• _THE EXERCISE_
In the listing below, find every line containing "JSON" and copy it out.

>> START SOURCE DATA

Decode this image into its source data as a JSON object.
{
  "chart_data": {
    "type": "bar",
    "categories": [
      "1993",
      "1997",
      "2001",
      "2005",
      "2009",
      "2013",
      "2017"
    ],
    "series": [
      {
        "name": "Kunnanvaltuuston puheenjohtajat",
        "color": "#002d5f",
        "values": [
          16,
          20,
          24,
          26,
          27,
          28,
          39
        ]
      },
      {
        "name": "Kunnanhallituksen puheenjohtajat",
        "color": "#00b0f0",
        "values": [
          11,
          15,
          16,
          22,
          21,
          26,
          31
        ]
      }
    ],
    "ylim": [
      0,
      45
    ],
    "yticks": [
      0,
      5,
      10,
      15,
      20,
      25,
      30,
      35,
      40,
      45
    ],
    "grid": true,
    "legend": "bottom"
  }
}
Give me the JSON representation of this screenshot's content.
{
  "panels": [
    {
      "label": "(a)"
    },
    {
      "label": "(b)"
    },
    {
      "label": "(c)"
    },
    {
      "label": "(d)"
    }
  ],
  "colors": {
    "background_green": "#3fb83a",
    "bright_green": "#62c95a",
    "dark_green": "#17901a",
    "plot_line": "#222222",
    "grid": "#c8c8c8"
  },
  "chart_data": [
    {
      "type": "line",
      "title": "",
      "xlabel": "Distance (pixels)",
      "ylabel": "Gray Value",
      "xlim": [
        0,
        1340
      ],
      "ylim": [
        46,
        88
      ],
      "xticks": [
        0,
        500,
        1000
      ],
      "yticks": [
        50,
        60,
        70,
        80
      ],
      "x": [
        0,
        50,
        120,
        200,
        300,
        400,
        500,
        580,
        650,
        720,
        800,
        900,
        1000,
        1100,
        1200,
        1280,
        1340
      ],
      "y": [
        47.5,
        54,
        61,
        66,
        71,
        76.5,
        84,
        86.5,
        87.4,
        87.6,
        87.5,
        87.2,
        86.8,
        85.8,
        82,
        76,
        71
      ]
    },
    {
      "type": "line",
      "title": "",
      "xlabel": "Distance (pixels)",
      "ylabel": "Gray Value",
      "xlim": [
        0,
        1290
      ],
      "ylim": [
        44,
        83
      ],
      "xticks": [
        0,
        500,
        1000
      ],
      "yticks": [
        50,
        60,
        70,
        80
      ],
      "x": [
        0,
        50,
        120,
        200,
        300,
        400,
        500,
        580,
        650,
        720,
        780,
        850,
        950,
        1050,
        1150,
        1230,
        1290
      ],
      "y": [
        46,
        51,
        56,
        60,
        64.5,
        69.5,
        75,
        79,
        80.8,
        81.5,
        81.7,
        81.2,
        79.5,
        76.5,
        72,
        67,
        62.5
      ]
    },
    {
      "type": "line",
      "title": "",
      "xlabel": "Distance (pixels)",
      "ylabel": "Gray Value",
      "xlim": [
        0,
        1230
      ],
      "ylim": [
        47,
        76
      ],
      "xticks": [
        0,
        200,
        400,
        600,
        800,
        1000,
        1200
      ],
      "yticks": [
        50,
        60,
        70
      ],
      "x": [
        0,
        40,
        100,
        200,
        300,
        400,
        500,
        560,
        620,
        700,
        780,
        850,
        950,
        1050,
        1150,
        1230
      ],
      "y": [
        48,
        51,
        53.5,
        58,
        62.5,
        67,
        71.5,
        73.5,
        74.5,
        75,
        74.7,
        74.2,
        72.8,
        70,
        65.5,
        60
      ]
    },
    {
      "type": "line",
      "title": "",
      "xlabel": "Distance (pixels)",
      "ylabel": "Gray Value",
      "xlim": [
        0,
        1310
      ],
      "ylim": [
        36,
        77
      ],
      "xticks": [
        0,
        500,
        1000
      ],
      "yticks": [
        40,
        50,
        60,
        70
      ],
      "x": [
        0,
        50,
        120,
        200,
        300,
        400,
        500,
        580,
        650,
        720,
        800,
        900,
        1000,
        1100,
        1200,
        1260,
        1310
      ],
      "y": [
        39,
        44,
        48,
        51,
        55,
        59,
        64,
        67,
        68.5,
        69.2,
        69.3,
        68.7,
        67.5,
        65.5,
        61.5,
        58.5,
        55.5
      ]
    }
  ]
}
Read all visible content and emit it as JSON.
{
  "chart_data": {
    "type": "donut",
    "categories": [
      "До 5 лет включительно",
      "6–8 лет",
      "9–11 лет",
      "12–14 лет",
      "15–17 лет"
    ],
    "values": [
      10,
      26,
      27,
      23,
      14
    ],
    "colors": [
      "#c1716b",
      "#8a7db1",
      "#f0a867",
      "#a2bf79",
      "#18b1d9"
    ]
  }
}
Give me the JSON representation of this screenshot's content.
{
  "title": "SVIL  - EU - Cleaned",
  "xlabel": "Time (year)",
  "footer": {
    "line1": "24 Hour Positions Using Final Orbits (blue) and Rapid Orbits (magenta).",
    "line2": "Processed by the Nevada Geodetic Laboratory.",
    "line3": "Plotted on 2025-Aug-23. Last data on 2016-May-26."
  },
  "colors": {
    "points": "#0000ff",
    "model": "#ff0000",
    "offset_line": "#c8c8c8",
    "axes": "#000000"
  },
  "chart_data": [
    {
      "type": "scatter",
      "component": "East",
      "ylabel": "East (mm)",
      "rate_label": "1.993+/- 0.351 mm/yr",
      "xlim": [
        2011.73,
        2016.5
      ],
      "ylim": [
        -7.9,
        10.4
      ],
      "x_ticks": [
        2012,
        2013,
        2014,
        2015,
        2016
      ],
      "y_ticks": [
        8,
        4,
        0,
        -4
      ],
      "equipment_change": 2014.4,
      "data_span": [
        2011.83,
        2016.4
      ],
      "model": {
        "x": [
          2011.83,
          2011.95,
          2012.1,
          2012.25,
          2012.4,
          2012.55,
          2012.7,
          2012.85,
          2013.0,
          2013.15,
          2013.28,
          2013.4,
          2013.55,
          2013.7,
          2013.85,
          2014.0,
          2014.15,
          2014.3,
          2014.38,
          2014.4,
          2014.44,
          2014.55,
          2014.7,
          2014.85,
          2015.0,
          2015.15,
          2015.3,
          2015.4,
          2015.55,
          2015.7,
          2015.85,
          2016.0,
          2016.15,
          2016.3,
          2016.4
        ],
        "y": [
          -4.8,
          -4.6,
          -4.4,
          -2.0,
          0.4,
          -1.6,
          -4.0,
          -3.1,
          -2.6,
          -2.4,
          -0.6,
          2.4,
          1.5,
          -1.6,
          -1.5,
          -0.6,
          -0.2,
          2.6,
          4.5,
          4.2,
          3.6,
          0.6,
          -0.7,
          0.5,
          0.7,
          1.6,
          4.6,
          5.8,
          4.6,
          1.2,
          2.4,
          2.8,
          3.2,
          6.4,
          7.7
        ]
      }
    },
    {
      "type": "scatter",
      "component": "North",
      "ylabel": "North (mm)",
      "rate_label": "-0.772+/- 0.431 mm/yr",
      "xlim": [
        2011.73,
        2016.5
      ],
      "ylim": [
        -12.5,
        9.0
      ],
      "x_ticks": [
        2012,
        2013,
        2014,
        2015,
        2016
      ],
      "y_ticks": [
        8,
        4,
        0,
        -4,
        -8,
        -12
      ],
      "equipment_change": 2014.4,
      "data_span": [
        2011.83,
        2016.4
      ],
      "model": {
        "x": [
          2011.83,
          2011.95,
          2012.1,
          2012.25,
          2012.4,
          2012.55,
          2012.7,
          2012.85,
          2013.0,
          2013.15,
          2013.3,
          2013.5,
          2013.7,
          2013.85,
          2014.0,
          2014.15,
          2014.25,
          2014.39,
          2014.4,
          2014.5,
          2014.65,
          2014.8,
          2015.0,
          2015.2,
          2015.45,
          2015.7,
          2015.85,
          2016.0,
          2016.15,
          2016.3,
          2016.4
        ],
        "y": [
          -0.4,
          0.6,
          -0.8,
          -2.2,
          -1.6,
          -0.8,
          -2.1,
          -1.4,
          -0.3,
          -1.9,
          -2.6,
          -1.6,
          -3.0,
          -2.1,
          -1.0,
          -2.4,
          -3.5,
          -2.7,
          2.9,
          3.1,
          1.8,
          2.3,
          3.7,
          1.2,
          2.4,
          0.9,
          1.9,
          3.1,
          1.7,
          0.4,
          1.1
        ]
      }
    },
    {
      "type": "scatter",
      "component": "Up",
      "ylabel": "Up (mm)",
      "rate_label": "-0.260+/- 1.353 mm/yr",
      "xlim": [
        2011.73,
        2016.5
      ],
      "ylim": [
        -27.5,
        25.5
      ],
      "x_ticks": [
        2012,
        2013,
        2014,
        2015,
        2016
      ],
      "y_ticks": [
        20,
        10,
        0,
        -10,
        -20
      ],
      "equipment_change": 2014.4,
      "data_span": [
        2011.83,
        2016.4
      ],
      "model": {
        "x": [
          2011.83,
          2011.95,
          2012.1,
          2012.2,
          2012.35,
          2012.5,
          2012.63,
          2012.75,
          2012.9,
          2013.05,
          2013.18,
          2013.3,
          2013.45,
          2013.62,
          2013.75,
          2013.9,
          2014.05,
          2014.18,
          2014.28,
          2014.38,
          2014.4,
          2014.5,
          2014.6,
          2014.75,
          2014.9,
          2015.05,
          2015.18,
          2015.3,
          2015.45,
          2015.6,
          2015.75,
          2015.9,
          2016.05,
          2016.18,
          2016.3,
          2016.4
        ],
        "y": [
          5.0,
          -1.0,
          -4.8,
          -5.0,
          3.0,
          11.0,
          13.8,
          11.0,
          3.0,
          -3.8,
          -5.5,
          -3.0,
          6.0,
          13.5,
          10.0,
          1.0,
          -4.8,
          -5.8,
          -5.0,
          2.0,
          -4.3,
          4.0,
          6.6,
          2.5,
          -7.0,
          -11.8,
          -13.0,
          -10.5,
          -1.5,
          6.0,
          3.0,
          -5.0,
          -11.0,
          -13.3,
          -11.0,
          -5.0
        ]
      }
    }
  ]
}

>> END SOURCE DATA

• _ANSWER TO THIS PROBLEM_
Decode this image into its source data as a JSON object.
Give me the JSON representation of this screenshot's content.
Read all visible content and emit it as JSON.
Give me the JSON representation of this screenshot's content.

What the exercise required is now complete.